▶ [Stated problem]: In the copy, include every entry exactly but none of the images.

-- START Input records --

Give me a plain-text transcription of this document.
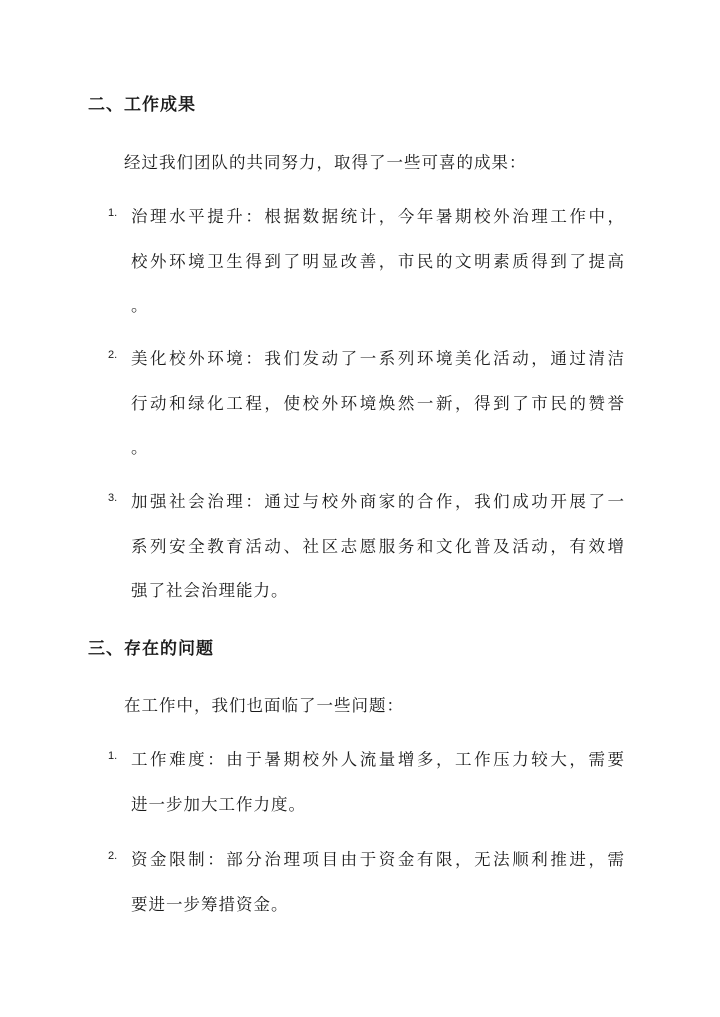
二、工作成果

经过我们团队的共同努力，取得了一些可喜的成果：

1. 治理水平提升：根据数据统计，今年暑期校外治理工作中，
校外环境卫生得到了明显改善，市民的文明素质得到了提高
。
2. 美化校外环境：我们发动了一系列环境美化活动，通过清洁
行动和绿化工程，使校外环境焕然一新，得到了市民的赞誉
。
3. 加强社会治理：通过与校外商家的合作，我们成功开展了一
系列安全教育活动、社区志愿服务和文化普及活动，有效增
强了社会治理能力。
三、存在的问题

在工作中，我们也面临了一些问题：

1. 工作难度：由于暑期校外人流量增多，工作压力较大，需要
进一步加大工作力度。
2. 资金限制：部分治理项目由于资金有限，无法顺利推进，需
要进一步筹措资金。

-- END Input records --

▶ [Written response]:
Give me a plain-text transcription of this document.
二、工作成果

经过我们团队的共同努力，取得了一些可喜的成果：

1. 治理水平提升：根据数据统计，今年暑期校外治理工作中，
校外环境卫生得到了明显改善，市民的文明素质得到了提高
。
2. 美化校外环境：我们发动了一系列环境美化活动，通过清洁
行动和绿化工程，使校外环境焕然一新，得到了市民的赞誉
。
3. 加强社会治理：通过与校外商家的合作，我们成功开展了一
系列安全教育活动、社区志愿服务和文化普及活动，有效增
强了社会治理能力。
三、存在的问题

在工作中，我们也面临了一些问题：

1. 工作难度：由于暑期校外人流量增多，工作压力较大，需要
进一步加大工作力度。
2. 资金限制：部分治理项目由于资金有限，无法顺利推进，需
要进一步筹措资金。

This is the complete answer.